**Task objective**
Print the listing below in its entirety, character for character.

Data excerpts:
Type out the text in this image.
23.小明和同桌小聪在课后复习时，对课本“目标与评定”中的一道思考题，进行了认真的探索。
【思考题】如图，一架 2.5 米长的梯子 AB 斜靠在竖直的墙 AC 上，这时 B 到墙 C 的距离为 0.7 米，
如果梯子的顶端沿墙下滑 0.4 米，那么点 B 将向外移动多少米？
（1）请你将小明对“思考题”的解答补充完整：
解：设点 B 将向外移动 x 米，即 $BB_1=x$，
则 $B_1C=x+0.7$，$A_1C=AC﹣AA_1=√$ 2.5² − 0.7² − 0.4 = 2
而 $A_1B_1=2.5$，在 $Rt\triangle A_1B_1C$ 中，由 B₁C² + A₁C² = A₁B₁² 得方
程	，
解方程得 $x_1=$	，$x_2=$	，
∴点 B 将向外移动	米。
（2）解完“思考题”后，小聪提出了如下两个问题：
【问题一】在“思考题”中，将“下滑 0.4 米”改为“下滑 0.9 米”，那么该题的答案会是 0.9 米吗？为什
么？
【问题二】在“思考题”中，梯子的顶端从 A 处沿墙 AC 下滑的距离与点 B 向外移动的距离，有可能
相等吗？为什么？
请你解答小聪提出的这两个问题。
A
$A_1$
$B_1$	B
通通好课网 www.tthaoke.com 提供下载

**Full output**
Type out the text in this image.
23.小明和同桌小聪在课后复习时，对课本“目标与评定”中的一道思考题，进行了认真的探索。
【思考题】如图，一架 2.5 米长的梯子 AB 斜靠在竖直的墙 AC 上，这时 B 到墙 C 的距离为 0.7 米，
如果梯子的顶端沿墙下滑 0.4 米，那么点 B 将向外移动多少米？
（1）请你将小明对“思考题”的解答补充完整：
解：设点 B 将向外移动 x 米，即 $BB_1=x$，
则 $B_1C=x+0.7$，$A_1C=AC﹣AA_1=√$ 2.5² − 0.7² − 0.4 = 2
而 $A_1B_1=2.5$，在 $Rt\triangle A_1B_1C$ 中，由 B₁C² + A₁C² = A₁B₁² 得方
程	，
解方程得 $x_1=$	，$x_2=$	，
∴点 B 将向外移动	米。
（2）解完“思考题”后，小聪提出了如下两个问题：
【问题一】在“思考题”中，将“下滑 0.4 米”改为“下滑 0.9 米”，那么该题的答案会是 0.9 米吗？为什
么？
【问题二】在“思考题”中，梯子的顶端从 A 处沿墙 AC 下滑的距离与点 B 向外移动的距离，有可能
相等吗？为什么？
请你解答小聪提出的这两个问题。
A
$A_1$
$B_1$	B
通通好课网 www.tthaoke.com 提供下载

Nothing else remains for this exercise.